**Task goal:** Write out every line of the following data word for word, leaving each character unchanged.

**Layout dataset entries:**
****************************************

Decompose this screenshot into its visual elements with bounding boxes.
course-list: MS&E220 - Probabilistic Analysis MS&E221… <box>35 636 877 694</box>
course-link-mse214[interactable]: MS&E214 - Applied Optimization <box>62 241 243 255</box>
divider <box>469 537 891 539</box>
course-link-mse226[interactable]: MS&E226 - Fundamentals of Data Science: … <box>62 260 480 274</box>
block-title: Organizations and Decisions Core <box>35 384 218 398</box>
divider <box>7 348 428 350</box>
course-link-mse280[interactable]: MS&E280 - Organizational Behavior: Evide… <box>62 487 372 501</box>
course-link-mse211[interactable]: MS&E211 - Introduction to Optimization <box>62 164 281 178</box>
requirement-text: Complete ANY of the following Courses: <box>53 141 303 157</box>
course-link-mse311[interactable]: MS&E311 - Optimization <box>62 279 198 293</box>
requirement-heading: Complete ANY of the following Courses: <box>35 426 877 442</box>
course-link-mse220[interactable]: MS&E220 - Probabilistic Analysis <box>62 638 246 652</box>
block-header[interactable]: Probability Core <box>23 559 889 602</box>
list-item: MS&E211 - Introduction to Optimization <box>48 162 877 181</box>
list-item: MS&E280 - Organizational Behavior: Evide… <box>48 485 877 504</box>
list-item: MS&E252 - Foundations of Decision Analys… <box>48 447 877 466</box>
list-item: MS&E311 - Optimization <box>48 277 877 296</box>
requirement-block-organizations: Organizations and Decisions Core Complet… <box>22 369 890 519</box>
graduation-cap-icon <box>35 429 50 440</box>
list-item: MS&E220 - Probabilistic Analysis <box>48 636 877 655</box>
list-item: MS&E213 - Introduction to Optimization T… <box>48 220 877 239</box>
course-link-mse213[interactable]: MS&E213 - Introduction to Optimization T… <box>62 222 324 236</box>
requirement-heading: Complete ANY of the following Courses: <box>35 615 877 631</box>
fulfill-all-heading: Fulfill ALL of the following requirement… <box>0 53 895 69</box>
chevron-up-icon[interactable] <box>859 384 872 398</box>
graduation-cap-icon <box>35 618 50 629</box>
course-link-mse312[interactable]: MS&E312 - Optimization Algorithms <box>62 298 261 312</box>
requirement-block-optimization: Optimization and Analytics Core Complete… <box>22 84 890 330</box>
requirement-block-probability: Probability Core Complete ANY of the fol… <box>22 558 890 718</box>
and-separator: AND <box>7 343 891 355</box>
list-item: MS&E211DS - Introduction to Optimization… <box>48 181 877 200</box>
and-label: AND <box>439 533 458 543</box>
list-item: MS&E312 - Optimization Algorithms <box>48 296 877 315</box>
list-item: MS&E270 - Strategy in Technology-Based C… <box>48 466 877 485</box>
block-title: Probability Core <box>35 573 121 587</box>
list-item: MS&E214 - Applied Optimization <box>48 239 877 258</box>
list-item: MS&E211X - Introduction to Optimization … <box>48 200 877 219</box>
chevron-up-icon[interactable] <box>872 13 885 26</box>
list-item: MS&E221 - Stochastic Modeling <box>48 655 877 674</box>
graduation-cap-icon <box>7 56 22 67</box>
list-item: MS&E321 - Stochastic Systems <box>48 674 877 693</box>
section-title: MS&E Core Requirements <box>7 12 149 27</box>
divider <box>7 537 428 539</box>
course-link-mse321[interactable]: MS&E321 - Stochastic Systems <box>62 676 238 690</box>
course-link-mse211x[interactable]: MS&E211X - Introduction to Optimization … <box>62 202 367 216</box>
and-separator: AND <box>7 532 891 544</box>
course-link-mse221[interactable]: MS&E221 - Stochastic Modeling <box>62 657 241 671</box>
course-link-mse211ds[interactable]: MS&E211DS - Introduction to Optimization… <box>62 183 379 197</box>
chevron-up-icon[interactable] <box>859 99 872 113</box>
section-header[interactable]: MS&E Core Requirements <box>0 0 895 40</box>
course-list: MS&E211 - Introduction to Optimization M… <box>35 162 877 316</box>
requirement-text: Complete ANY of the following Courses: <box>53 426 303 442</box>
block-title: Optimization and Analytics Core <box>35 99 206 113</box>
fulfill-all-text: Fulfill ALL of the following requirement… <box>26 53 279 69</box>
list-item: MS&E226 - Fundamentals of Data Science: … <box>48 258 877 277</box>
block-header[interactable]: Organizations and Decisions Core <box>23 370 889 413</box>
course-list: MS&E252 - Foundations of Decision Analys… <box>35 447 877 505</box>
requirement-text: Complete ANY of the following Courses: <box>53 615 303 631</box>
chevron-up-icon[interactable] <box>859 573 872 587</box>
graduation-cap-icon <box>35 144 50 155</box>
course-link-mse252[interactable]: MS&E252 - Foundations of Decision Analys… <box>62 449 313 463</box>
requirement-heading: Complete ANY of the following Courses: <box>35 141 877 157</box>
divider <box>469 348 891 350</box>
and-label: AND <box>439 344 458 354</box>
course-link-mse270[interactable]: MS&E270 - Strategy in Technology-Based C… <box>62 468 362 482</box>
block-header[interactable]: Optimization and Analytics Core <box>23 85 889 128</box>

****************************************

**Answer to the problem:**
Decompose this screenshot into its visual elements with bounding boxes.
course-list: MS&E220 - Probabilistic Analysis MS&E221… <box>35 636 877 694</box>
course-link-mse214[interactable]: MS&E214 - Applied Optimization <box>62 241 243 255</box>
divider <box>469 537 891 539</box>
course-link-mse226[interactable]: MS&E226 - Fundamentals of Data Science: … <box>62 260 480 274</box>
block-title: Organizations and Decisions Core <box>35 384 218 398</box>
divider <box>7 348 428 350</box>
course-link-mse280[interactable]: MS&E280 - Organizational Behavior: Evide… <box>62 487 372 501</box>
course-link-mse211[interactable]: MS&E211 - Introduction to Optimization <box>62 164 281 178</box>
requirement-text: Complete ANY of the following Courses: <box>53 141 303 157</box>
course-link-mse311[interactable]: MS&E311 - Optimization <box>62 279 198 293</box>
requirement-heading: Complete ANY of the following Courses: <box>35 426 877 442</box>
course-link-mse220[interactable]: MS&E220 - Probabilistic Analysis <box>62 638 246 652</box>
block-header[interactable]: Probability Core <box>23 559 889 602</box>
list-item: MS&E211 - Introduction to Optimization <box>48 162 877 181</box>
list-item: MS&E280 - Organizational Behavior: Evide… <box>48 485 877 504</box>
list-item: MS&E252 - Foundations of Decision Analys… <box>48 447 877 466</box>
list-item: MS&E311 - Optimization <box>48 277 877 296</box>
requirement-block-organizations: Organizations and Decisions Core Complet… <box>22 369 890 519</box>
graduation-cap-icon <box>35 429 50 440</box>
list-item: MS&E220 - Probabilistic Analysis <box>48 636 877 655</box>
list-item: MS&E213 - Introduction to Optimization T… <box>48 220 877 239</box>
course-link-mse213[interactable]: MS&E213 - Introduction to Optimization T… <box>62 222 324 236</box>
requirement-heading: Complete ANY of the following Courses: <box>35 615 877 631</box>
fulfill-all-heading: Fulfill ALL of the following requirement… <box>0 53 895 69</box>
chevron-up-icon[interactable] <box>859 384 872 398</box>
graduation-cap-icon <box>35 618 50 629</box>
course-link-mse312[interactable]: MS&E312 - Optimization Algorithms <box>62 298 261 312</box>
requirement-block-optimization: Optimization and Analytics Core Complete… <box>22 84 890 330</box>
requirement-block-probability: Probability Core Complete ANY of the fol… <box>22 558 890 718</box>
and-separator: AND <box>7 343 891 355</box>
list-item: MS&E211DS - Introduction to Optimization… <box>48 181 877 200</box>
and-label: AND <box>439 533 458 543</box>
list-item: MS&E312 - Optimization Algorithms <box>48 296 877 315</box>
list-item: MS&E270 - Strategy in Technology-Based C… <box>48 466 877 485</box>
block-title: Probability Core <box>35 573 121 587</box>
list-item: MS&E214 - Applied Optimization <box>48 239 877 258</box>
list-item: MS&E211X - Introduction to Optimization … <box>48 200 877 219</box>
chevron-up-icon[interactable] <box>872 13 885 26</box>
list-item: MS&E221 - Stochastic Modeling <box>48 655 877 674</box>
graduation-cap-icon <box>7 56 22 67</box>
list-item: MS&E321 - Stochastic Systems <box>48 674 877 693</box>
section-title: MS&E Core Requirements <box>7 12 149 27</box>
divider <box>7 537 428 539</box>
course-link-mse321[interactable]: MS&E321 - Stochastic Systems <box>62 676 238 690</box>
course-link-mse211x[interactable]: MS&E211X - Introduction to Optimization … <box>62 202 367 216</box>
and-separator: AND <box>7 532 891 544</box>
course-link-mse221[interactable]: MS&E221 - Stochastic Modeling <box>62 657 241 671</box>
course-link-mse211ds[interactable]: MS&E211DS - Introduction to Optimization… <box>62 183 379 197</box>
chevron-up-icon[interactable] <box>859 99 872 113</box>
section-header[interactable]: MS&E Core Requirements <box>0 0 895 40</box>
course-list: MS&E211 - Introduction to Optimization M… <box>35 162 877 316</box>
requirement-text: Complete ANY of the following Courses: <box>53 426 303 442</box>
block-title: Optimization and Analytics Core <box>35 99 206 113</box>
fulfill-all-text: Fulfill ALL of the following requirement… <box>26 53 279 69</box>
list-item: MS&E226 - Fundamentals of Data Science: … <box>48 258 877 277</box>
block-header[interactable]: Organizations and Decisions Core <box>23 370 889 413</box>
course-list: MS&E252 - Foundations of Decision Analys… <box>35 447 877 505</box>
requirement-text: Complete ANY of the following Courses: <box>53 615 303 631</box>
chevron-up-icon[interactable] <box>859 573 872 587</box>
graduation-cap-icon <box>35 144 50 155</box>
course-link-mse252[interactable]: MS&E252 - Foundations of Decision Analys… <box>62 449 313 463</box>
requirement-heading: Complete ANY of the following Courses: <box>35 141 877 157</box>
divider <box>469 348 891 350</box>
and-label: AND <box>439 344 458 354</box>
course-link-mse270[interactable]: MS&E270 - Strategy in Technology-Based C… <box>62 468 362 482</box>
block-header[interactable]: Optimization and Analytics Core <box>23 85 889 128</box>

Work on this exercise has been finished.